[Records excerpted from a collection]
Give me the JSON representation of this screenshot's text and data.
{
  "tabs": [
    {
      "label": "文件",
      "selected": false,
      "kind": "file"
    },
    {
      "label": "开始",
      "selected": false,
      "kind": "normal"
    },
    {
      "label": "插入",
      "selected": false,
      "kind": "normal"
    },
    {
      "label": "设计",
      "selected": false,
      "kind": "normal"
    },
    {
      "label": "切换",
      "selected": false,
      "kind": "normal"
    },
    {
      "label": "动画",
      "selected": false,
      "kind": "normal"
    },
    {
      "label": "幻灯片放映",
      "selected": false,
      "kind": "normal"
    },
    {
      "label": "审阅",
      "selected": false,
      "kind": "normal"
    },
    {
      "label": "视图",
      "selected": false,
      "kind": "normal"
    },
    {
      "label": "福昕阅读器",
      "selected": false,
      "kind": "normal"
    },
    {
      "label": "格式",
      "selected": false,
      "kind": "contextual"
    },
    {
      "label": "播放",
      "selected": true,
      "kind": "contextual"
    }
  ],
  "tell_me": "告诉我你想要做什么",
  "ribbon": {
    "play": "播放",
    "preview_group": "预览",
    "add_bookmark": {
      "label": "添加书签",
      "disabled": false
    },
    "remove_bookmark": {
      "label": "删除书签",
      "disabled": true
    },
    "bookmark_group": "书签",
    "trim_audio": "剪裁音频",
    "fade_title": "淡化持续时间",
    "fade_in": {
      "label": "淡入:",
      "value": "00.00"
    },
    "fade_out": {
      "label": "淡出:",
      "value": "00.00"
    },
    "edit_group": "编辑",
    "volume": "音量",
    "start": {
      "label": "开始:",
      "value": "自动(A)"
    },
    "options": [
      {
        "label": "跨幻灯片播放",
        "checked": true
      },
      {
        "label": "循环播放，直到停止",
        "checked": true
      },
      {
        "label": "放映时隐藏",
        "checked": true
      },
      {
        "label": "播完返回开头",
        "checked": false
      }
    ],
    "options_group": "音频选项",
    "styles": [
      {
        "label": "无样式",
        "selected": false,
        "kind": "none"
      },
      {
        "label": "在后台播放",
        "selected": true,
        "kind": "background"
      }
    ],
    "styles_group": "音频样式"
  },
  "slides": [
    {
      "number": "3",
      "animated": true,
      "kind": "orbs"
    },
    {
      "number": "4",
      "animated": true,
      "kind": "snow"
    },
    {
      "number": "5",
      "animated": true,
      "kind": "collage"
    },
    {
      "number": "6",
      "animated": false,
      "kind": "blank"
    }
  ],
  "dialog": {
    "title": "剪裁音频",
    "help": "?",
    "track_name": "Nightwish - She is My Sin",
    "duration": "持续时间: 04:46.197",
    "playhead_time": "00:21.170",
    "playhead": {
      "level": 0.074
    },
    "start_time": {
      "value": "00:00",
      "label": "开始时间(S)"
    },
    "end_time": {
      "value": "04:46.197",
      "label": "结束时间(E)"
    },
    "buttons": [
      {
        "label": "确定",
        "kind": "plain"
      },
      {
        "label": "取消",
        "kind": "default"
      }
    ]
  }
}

## Job
Set down every line of the listing above again, exactly as given.

## Full response
Give me the JSON representation of this screenshot's text and data.
{
  "tabs": [
    {
      "label": "文件",
      "selected": false,
      "kind": "file"
    },
    {
      "label": "开始",
      "selected": false,
      "kind": "normal"
    },
    {
      "label": "插入",
      "selected": false,
      "kind": "normal"
    },
    {
      "label": "设计",
      "selected": false,
      "kind": "normal"
    },
    {
      "label": "切换",
      "selected": false,
      "kind": "normal"
    },
    {
      "label": "动画",
      "selected": false,
      "kind": "normal"
    },
    {
      "label": "幻灯片放映",
      "selected": false,
      "kind": "normal"
    },
    {
      "label": "审阅",
      "selected": false,
      "kind": "normal"
    },
    {
      "label": "视图",
      "selected": false,
      "kind": "normal"
    },
    {
      "label": "福昕阅读器",
      "selected": false,
      "kind": "normal"
    },
    {
      "label": "格式",
      "selected": false,
      "kind": "contextual"
    },
    {
      "label": "播放",
      "selected": true,
      "kind": "contextual"
    }
  ],
  "tell_me": "告诉我你想要做什么",
  "ribbon": {
    "play": "播放",
    "preview_group": "预览",
    "add_bookmark": {
      "label": "添加书签",
      "disabled": false
    },
    "remove_bookmark": {
      "label": "删除书签",
      "disabled": true
    },
    "bookmark_group": "书签",
    "trim_audio": "剪裁音频",
    "fade_title": "淡化持续时间",
    "fade_in": {
      "label": "淡入:",
      "value": "00.00"
    },
    "fade_out": {
      "label": "淡出:",
      "value": "00.00"
    },
    "edit_group": "编辑",
    "volume": "音量",
    "start": {
      "label": "开始:",
      "value": "自动(A)"
    },
    "options": [
      {
        "label": "跨幻灯片播放",
        "checked": true
      },
      {
        "label": "循环播放，直到停止",
        "checked": true
      },
      {
        "label": "放映时隐藏",
        "checked": true
      },
      {
        "label": "播完返回开头",
        "checked": false
      }
    ],
    "options_group": "音频选项",
    "styles": [
      {
        "label": "无样式",
        "selected": false,
        "kind": "none"
      },
      {
        "label": "在后台播放",
        "selected": true,
        "kind": "background"
      }
    ],
    "styles_group": "音频样式"
  },
  "slides": [
    {
      "number": "3",
      "animated": true,
      "kind": "orbs"
    },
    {
      "number": "4",
      "animated": true,
      "kind": "snow"
    },
    {
      "number": "5",
      "animated": true,
      "kind": "collage"
    },
    {
      "number": "6",
      "animated": false,
      "kind": "blank"
    }
  ],
  "dialog": {
    "title": "剪裁音频",
    "help": "?",
    "track_name": "Nightwish - She is My Sin",
    "duration": "持续时间: 04:46.197",
    "playhead_time": "00:21.170",
    "playhead": {
      "level": 0.074
    },
    "start_time": {
      "value": "00:00",
      "label": "开始时间(S)"
    },
    "end_time": {
      "value": "04:46.197",
      "label": "结束时间(E)"
    },
    "buttons": [
      {
        "label": "确定",
        "kind": "plain"
      },
      {
        "label": "取消",
        "kind": "default"
      }
    ]
  }
}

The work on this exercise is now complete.